EXTRACT ->
------------------------
Which leads to the third part, the part that I, as reader, entering the story saw so clearly. Somehow in the course of being in love and chasing oil, Rick Bass discovered the Holy Grail. He is not an oil geologist today. He and Elizabeth left the Southern Oil Fields and went north to Montana’s Yaak Valley which, if you’ve read Bass, you will recognize as the place that gave him his enduring voice, compass and ground. It was in finding the Grail that Bass succeeded where Parsifal failed.

Parsifal failed in his quest because he did not ask the Fisher King the question that would heal him. The question was a simple “How are you?” Not the how are you that we utter as we rush past one another, expecting the answer “fine” and becoming stupidly alarmed if the person says anything else, not the evasions of polite society which is more concerned for its own comportment than for the feelings of others. Parsifal’s “How are you?” was to be an expression of genuine concern for the sick king, the courage to face that the world was sick, that power ailed, that the king was no longer generative, that the fish in his stagnant pool were dying, that there was an oil spill in the adjacent kingdom.

But Rick did ask the question somewhere, at least in the mind of this reader, as he drove for miles and miles across the alligator barking south, and he asked it of the earth. And to this reader the earth, in pain from the driller’s bit and sick from the poison that poured forth when men opened her wells, said, “I am not well.” In the saying "I am not well," Earth became Grail, our holy vessel, that which really did absorb the blood of the Christ, which really did transform the blood of the Christ into wine and his body into wheat that makes bread and gives life. And our young man was then set free from his knight errancy in an an automobile to meet the ninemile wolves and the extraordinary Brown Dog of the Yaak and to become one of the most eloquent voices of the earth. Such is the legendary power of Big Oil.
------------------------
ROWS ->

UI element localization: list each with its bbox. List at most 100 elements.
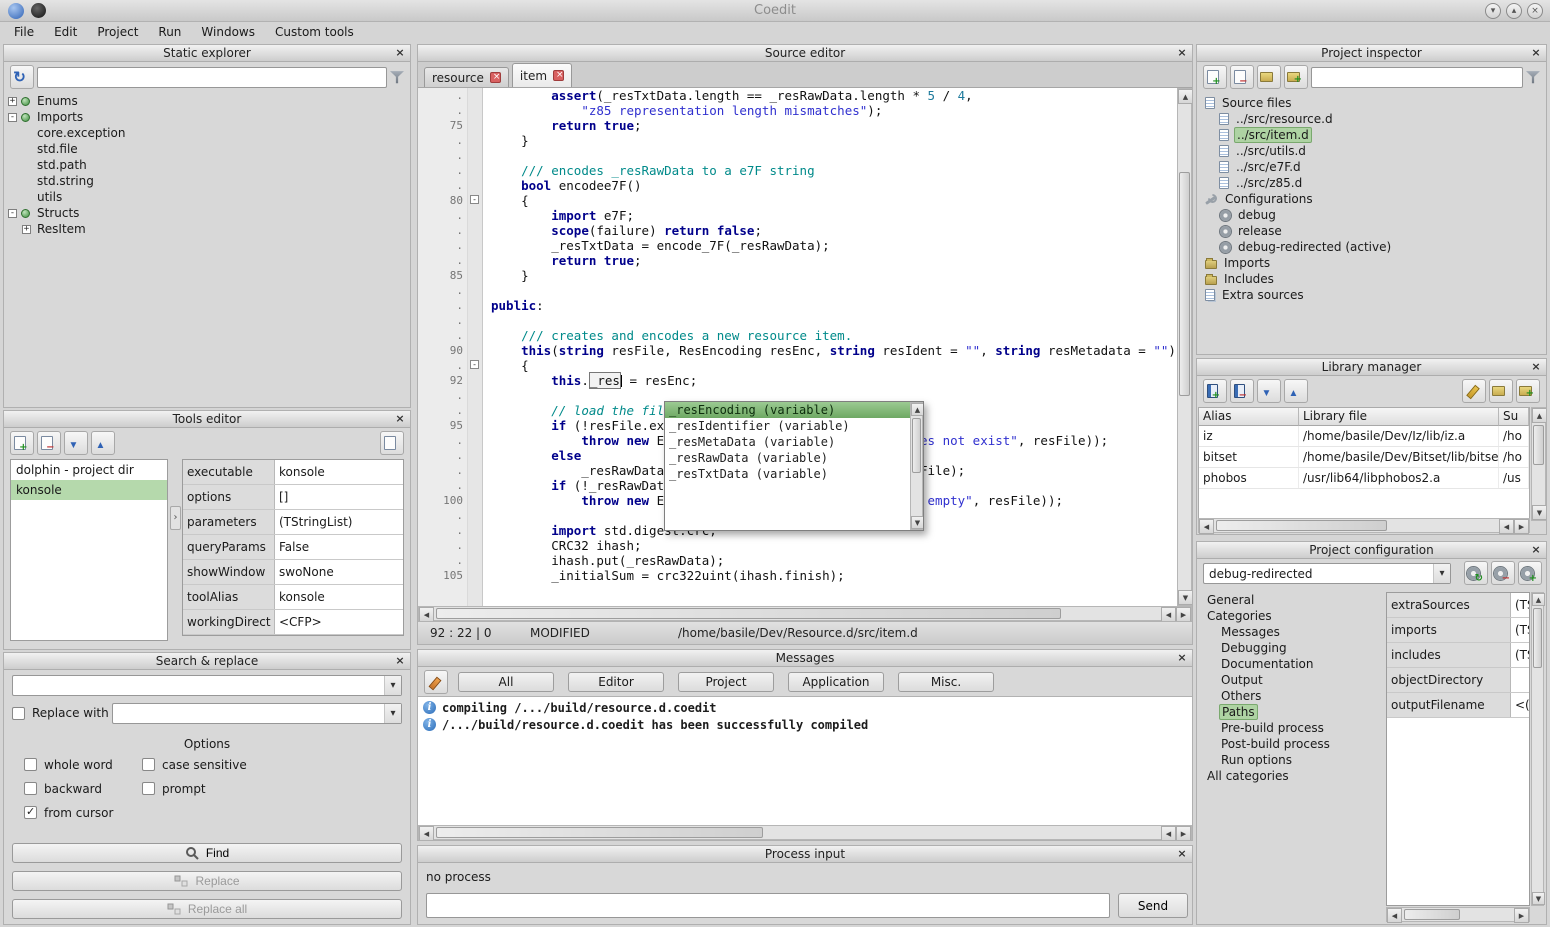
category-item[interactable]: Paths: [1201, 704, 1371, 720]
scroll-thumb[interactable]: [436, 608, 1061, 619]
column-header[interactable]: Library file: [1299, 408, 1499, 426]
move-library-down-button[interactable]: [1257, 379, 1281, 403]
filter-icon[interactable]: [1526, 70, 1540, 84]
property-value[interactable]: <CFP>: [275, 610, 403, 634]
category-item[interactable]: Debugging: [1201, 640, 1371, 656]
property-row[interactable]: showWindow swoNone: [183, 560, 403, 585]
tree-item[interactable]: std.path: [4, 157, 410, 173]
option-checkbox[interactable]: whole word: [24, 757, 142, 772]
library-row[interactable]: phobos /usr/lib64/libphobos2.a /us: [1199, 468, 1529, 489]
close-panel-icon[interactable]: [393, 654, 407, 668]
library-row[interactable]: iz /home/basile/Dev/Iz/lib/iz.a /ho: [1199, 426, 1529, 447]
sync-configuration-button[interactable]: ↻: [1464, 561, 1488, 585]
completion-item[interactable]: _resRawData (variable): [665, 450, 910, 466]
tree-item[interactable]: Extra sources: [1197, 287, 1546, 303]
move-tool-down-button[interactable]: [64, 431, 88, 455]
property-value[interactable]: <(: [1511, 693, 1529, 717]
expander-icon[interactable]: +: [8, 97, 17, 106]
scroll-thumb[interactable]: [1179, 172, 1190, 396]
scroll-left-icon[interactable]: [1161, 826, 1176, 841]
tree-item[interactable]: + ResItem: [4, 221, 410, 237]
library-vertical-scrollbar[interactable]: [1531, 407, 1546, 521]
edit-tool-button[interactable]: [380, 431, 404, 455]
property-row[interactable]: extraSources (TStringList): [1387, 593, 1529, 618]
replace-term-combo[interactable]: [112, 703, 402, 724]
window-control-button[interactable]: ×: [1527, 3, 1543, 19]
replace-with-checkbox[interactable]: [12, 707, 25, 720]
add-library-button[interactable]: +: [1203, 379, 1227, 403]
tree-item[interactable]: ../src/item.d: [1197, 127, 1546, 143]
tree-item[interactable]: ../src/e7F.d: [1197, 159, 1546, 175]
property-row[interactable]: parameters (TStringList): [183, 510, 403, 535]
chevron-down-icon[interactable]: [1433, 564, 1450, 583]
category-item[interactable]: Post-build process: [1201, 736, 1371, 752]
completion-item[interactable]: _resEncoding (variable): [665, 402, 910, 418]
messages-horizontal-scrollbar[interactable]: [418, 825, 1192, 840]
property-row[interactable]: outputFilename <(: [1387, 693, 1529, 718]
delete-configuration-button[interactable]: −: [1491, 561, 1515, 585]
scroll-up-icon[interactable]: [911, 403, 924, 416]
scroll-down-icon[interactable]: [1178, 590, 1192, 605]
tree-item[interactable]: Includes: [1197, 271, 1546, 287]
category-item[interactable]: All categories: [1201, 768, 1371, 784]
category-item[interactable]: Others: [1201, 688, 1371, 704]
property-row[interactable]: executable konsole: [183, 460, 403, 485]
static-explorer-search-input[interactable]: [37, 67, 387, 88]
tree-item[interactable]: + Enums: [4, 93, 410, 109]
tool-list-item[interactable]: dolphin - project dir: [11, 460, 167, 480]
option-checkbox[interactable]: backward: [24, 781, 142, 796]
property-value[interactable]: (TStringList): [1511, 593, 1529, 617]
scroll-right-icon[interactable]: [1176, 607, 1191, 622]
tree-item[interactable]: Imports: [1197, 255, 1546, 271]
close-panel-icon[interactable]: [393, 46, 407, 60]
scroll-thumb[interactable]: [1404, 909, 1460, 920]
splitter-handle[interactable]: [170, 506, 181, 530]
close-tab-icon[interactable]: [553, 70, 564, 81]
library-horizontal-scrollbar[interactable]: [1198, 518, 1530, 533]
tree-item[interactable]: - Structs: [4, 205, 410, 221]
inspector-search-input[interactable]: [1311, 67, 1523, 88]
scroll-thumb[interactable]: [912, 418, 921, 473]
chevron-down-icon[interactable]: [384, 676, 401, 695]
tree-item[interactable]: utils: [4, 189, 410, 205]
tree-item[interactable]: std.string: [4, 173, 410, 189]
scroll-left-icon[interactable]: [1387, 908, 1402, 923]
scroll-left-icon[interactable]: [1161, 607, 1176, 622]
menu-item[interactable]: Run: [148, 23, 191, 41]
message-row[interactable]: /.../build/resource.d.coedit has been su…: [418, 716, 1192, 733]
menu-item[interactable]: Edit: [44, 23, 87, 41]
completion-scrollbar[interactable]: [910, 402, 923, 530]
scroll-down-icon[interactable]: [1532, 892, 1545, 905]
scroll-left-icon[interactable]: [419, 826, 434, 841]
property-value[interactable]: konsole: [275, 460, 403, 484]
scroll-right-icon[interactable]: [1514, 908, 1529, 923]
close-panel-icon[interactable]: [1529, 46, 1543, 60]
scroll-thumb[interactable]: [1533, 608, 1542, 668]
refresh-button[interactable]: [10, 65, 34, 89]
category-item[interactable]: Run options: [1201, 752, 1371, 768]
move-tool-up-button[interactable]: [91, 431, 115, 455]
option-checkbox[interactable]: from cursor: [24, 805, 142, 820]
clear-messages-button[interactable]: [424, 670, 448, 694]
editor-vertical-scrollbar[interactable]: [1177, 88, 1192, 606]
tree-item[interactable]: Source files: [1197, 95, 1546, 111]
editor-tab[interactable]: resource: [424, 67, 509, 87]
process-input-field[interactable]: [426, 893, 1110, 918]
category-item[interactable]: Messages: [1201, 624, 1371, 640]
menu-item[interactable]: Custom tools: [265, 23, 364, 41]
message-filter-button[interactable]: Editor: [568, 672, 664, 692]
property-value[interactable]: []: [275, 485, 403, 509]
property-row[interactable]: objectDirectory: [1387, 668, 1529, 693]
menu-item[interactable]: Windows: [191, 23, 265, 41]
edit-library-button[interactable]: [1462, 379, 1486, 403]
scroll-right-icon[interactable]: [1176, 826, 1191, 841]
add-folder-button[interactable]: [1257, 65, 1281, 89]
replace-all-button[interactable]: Replace all: [12, 899, 402, 919]
chevron-down-icon[interactable]: [384, 704, 401, 723]
property-value[interactable]: (TStringList): [1511, 643, 1529, 667]
property-value[interactable]: (TStringList): [1511, 618, 1529, 642]
scroll-thumb[interactable]: [1533, 425, 1544, 465]
scroll-thumb[interactable]: [1216, 520, 1387, 531]
message-filter-button[interactable]: Application: [788, 672, 884, 692]
scroll-up-icon[interactable]: [1178, 89, 1192, 104]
------------------------
WRITTEN PROBLEM -> Can you retype the Grail passage, starting at the words "Which leads to" and stopping after "where Parsifal failed."? You can set the items aside; nothing here depends on them.

THE REPLY ->
Which leads to the third part, the part that I, as reader, entering the story saw so clearly. Somehow in the course of being in love and chasing oil, Rick Bass discovered the Holy Grail. He is not an oil geologist today. He and Elizabeth left the Southern Oil Fields and went north to Montana’s Yaak Valley which, if you’ve read Bass, you will recognize as the place that gave him his enduring voice, compass and ground. It was in finding the Grail that Bass succeeded where Parsifal failed.